_Your task_
Retype each record below word for word. Leave the pictures out.

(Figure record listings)
━━━━━━━━━━━━━━━━

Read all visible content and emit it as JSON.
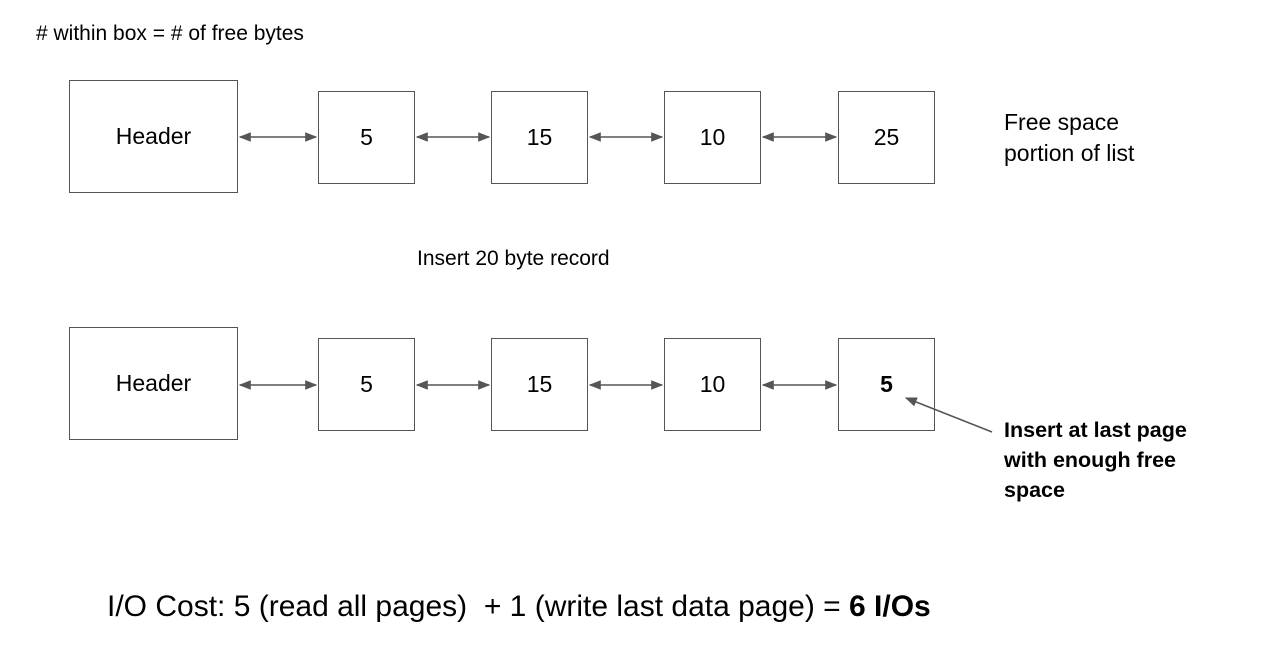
{
  "caption": "# within box = # of free bytes",
  "top_list": {
    "header_label": "Header",
    "pages": [
      "5",
      "15",
      "10",
      "25"
    ],
    "side_label_line1": "Free space",
    "side_label_line2": "portion of list"
  },
  "insert_title": "Insert 20 byte record",
  "bottom_list": {
    "header_label": "Header",
    "pages": [
      "5",
      "15",
      "10",
      "5"
    ],
    "annotation_line1": "Insert at last page",
    "annotation_line2": "with enough free",
    "annotation_line3": "space"
  },
  "cost": {
    "prefix": "I/O Cost: 5 (read all pages)  + 1 (write last data page) = ",
    "total": "6 I/Os"
  },
  "colors": {
    "line": "#555555",
    "text": "#000000"
  }
}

━━━━━━━━━━━━━━━━

_Exercise result_
Read all visible content and emit it as JSON.
{
  "caption": "# within box = # of free bytes",
  "top_list": {
    "header_label": "Header",
    "pages": [
      "5",
      "15",
      "10",
      "25"
    ],
    "side_label_line1": "Free space",
    "side_label_line2": "portion of list"
  },
  "insert_title": "Insert 20 byte record",
  "bottom_list": {
    "header_label": "Header",
    "pages": [
      "5",
      "15",
      "10",
      "5"
    ],
    "annotation_line1": "Insert at last page",
    "annotation_line2": "with enough free",
    "annotation_line3": "space"
  },
  "cost": {
    "prefix": "I/O Cost: 5 (read all pages)  + 1 (write last data page) = ",
    "total": "6 I/Os"
  },
  "colors": {
    "line": "#555555",
    "text": "#000000"
  }
}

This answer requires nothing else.